List all lines of the data that include the string "پيوست".

····················

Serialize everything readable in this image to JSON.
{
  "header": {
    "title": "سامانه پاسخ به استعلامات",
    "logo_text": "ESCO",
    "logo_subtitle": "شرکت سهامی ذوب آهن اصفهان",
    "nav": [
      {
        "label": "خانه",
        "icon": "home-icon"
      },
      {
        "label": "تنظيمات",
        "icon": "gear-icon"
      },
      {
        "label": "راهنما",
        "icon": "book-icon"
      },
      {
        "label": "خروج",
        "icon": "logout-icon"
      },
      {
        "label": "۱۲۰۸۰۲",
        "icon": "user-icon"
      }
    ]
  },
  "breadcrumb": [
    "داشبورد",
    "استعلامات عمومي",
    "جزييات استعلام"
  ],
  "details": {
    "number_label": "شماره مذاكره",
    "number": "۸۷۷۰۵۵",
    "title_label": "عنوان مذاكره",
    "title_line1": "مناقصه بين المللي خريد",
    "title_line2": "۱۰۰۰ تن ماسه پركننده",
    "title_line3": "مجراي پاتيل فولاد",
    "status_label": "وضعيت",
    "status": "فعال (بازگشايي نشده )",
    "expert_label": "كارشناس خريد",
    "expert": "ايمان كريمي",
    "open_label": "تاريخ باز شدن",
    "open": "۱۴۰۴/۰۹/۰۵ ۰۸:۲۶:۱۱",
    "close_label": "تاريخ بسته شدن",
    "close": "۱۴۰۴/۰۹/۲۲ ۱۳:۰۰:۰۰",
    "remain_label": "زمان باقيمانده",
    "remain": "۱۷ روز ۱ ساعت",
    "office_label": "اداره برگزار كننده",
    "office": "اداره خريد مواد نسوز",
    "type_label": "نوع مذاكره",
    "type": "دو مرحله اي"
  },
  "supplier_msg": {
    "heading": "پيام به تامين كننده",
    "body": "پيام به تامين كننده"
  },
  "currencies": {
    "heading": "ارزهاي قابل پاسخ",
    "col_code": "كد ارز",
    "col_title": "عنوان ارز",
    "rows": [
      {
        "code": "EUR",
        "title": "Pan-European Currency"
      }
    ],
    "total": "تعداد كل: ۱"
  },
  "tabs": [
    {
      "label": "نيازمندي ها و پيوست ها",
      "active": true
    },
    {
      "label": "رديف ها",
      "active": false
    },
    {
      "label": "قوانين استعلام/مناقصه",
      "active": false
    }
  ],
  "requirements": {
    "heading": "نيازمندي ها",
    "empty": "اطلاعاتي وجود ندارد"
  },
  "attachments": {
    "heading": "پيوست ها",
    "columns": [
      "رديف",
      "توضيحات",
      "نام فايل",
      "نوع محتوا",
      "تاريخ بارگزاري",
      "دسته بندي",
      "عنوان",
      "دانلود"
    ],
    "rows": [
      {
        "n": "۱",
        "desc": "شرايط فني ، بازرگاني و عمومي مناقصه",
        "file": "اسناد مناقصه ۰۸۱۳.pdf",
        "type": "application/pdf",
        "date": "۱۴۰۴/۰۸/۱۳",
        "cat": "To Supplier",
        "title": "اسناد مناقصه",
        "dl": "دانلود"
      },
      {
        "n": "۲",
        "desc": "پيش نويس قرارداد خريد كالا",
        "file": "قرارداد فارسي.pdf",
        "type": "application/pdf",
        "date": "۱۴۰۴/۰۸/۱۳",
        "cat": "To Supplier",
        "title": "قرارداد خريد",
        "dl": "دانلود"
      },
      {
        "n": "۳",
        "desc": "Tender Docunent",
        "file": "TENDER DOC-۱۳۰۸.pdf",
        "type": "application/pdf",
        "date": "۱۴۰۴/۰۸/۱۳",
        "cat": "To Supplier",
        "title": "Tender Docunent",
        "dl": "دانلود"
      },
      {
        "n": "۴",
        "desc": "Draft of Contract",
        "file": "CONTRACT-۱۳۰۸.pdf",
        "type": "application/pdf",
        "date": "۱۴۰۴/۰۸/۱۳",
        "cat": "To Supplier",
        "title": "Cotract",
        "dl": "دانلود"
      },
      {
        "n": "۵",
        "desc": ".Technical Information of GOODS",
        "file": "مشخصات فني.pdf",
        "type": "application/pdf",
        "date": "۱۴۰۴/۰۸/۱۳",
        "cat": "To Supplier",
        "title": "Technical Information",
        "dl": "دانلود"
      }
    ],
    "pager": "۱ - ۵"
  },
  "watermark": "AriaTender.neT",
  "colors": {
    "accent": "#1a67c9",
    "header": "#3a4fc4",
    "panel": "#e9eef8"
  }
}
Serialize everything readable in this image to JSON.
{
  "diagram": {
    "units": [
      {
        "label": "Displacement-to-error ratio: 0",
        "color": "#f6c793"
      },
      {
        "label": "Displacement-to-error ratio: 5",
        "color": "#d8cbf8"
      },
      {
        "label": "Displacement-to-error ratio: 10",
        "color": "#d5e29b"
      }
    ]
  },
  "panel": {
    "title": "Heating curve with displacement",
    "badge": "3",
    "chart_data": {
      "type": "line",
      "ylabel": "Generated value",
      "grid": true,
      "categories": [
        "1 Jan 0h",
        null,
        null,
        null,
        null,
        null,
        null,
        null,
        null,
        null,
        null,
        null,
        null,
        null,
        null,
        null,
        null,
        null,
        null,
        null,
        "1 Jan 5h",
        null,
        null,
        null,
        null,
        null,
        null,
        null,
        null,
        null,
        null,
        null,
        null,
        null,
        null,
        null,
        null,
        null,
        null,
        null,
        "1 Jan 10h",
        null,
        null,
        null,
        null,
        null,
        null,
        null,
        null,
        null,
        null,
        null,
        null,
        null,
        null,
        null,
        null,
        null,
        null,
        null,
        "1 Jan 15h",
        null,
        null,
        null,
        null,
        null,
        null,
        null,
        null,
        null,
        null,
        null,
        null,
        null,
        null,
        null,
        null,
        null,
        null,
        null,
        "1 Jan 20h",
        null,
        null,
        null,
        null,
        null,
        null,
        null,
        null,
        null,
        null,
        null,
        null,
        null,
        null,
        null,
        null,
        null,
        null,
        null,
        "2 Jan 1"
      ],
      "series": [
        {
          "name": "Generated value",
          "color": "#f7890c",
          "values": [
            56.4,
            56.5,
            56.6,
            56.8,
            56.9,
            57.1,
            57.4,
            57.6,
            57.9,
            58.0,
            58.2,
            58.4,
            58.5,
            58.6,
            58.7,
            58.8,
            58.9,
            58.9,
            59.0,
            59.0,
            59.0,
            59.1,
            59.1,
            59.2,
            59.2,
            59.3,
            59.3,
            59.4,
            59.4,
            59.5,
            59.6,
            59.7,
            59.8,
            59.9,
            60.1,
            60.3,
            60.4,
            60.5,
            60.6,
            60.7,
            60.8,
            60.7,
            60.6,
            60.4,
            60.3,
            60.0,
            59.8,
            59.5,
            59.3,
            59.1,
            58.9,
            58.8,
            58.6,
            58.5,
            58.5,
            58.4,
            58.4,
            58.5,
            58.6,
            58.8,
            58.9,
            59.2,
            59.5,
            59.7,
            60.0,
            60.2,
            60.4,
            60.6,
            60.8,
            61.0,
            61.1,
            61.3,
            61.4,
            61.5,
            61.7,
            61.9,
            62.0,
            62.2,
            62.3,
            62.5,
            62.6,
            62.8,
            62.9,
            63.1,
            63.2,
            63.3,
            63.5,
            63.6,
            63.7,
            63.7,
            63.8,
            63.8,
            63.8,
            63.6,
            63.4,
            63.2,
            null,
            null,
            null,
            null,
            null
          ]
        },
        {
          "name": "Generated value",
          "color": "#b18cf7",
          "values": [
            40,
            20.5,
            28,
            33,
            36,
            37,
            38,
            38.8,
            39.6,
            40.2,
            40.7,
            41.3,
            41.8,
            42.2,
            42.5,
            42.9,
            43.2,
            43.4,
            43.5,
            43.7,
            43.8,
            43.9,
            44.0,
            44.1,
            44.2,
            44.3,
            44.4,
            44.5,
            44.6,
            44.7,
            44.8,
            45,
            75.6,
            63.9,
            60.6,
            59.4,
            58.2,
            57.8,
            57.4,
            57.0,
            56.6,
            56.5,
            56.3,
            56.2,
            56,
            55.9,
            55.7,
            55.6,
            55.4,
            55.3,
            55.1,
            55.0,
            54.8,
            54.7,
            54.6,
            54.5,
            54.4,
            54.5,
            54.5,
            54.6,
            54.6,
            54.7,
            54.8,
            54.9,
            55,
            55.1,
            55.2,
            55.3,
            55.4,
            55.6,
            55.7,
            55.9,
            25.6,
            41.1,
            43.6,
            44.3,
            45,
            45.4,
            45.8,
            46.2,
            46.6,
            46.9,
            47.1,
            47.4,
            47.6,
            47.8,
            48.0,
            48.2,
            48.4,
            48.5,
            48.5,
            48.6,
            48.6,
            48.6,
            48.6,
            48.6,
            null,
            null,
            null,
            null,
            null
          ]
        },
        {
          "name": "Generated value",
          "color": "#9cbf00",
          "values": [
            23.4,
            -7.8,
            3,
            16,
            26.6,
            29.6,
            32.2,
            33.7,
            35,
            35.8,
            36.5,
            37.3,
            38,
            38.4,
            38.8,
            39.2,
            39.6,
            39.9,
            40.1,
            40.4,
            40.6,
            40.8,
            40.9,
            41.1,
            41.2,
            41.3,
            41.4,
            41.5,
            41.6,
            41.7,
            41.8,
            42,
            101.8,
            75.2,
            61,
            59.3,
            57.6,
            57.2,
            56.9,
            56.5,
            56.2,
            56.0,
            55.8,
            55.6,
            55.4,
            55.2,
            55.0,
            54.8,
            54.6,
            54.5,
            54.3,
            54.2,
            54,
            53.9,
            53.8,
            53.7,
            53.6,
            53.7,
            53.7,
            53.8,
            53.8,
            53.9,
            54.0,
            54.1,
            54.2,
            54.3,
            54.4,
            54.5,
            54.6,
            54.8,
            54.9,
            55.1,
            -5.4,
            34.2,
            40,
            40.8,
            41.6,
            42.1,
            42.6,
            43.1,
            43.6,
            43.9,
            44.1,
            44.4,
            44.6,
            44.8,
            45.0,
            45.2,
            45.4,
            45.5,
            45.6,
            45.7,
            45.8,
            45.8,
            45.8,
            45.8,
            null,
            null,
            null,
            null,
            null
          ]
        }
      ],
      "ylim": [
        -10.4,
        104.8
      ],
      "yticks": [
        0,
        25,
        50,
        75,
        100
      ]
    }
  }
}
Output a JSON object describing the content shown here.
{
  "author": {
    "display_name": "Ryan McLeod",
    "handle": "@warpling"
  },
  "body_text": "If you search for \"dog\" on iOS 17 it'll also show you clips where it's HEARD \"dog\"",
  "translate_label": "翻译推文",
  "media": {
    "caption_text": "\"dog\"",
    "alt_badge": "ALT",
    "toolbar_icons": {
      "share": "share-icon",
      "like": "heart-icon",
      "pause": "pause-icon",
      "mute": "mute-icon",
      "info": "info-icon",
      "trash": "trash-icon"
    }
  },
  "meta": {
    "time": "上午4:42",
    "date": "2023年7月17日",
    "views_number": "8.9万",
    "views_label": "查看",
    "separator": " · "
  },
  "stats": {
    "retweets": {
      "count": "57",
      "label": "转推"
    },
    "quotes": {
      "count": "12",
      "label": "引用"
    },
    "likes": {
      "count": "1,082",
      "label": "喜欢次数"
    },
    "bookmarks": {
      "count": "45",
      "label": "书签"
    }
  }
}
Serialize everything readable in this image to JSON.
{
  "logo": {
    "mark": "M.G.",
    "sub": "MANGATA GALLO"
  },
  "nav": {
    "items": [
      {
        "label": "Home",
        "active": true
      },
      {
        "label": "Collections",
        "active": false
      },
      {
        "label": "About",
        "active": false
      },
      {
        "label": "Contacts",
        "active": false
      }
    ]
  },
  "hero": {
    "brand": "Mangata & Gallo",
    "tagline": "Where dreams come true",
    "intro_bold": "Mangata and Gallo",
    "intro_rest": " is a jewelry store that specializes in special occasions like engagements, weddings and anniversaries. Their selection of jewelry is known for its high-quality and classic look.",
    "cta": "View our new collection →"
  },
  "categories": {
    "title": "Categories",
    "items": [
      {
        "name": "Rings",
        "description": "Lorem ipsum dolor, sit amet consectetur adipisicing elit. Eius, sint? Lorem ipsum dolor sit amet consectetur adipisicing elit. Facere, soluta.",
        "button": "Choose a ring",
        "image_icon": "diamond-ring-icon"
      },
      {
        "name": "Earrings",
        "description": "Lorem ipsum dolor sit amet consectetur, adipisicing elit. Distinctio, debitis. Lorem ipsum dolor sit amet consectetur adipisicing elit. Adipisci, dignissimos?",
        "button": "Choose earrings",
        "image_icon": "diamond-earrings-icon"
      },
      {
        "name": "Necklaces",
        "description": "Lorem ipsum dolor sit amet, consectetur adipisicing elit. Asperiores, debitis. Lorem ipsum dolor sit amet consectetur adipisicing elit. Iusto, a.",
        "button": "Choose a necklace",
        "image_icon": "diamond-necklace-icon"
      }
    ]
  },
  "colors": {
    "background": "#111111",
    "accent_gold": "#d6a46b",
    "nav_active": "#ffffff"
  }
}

····················

### Correct output
      "label": "نيازمندي ها و پيوست ها",
    "heading": "پيوست ها",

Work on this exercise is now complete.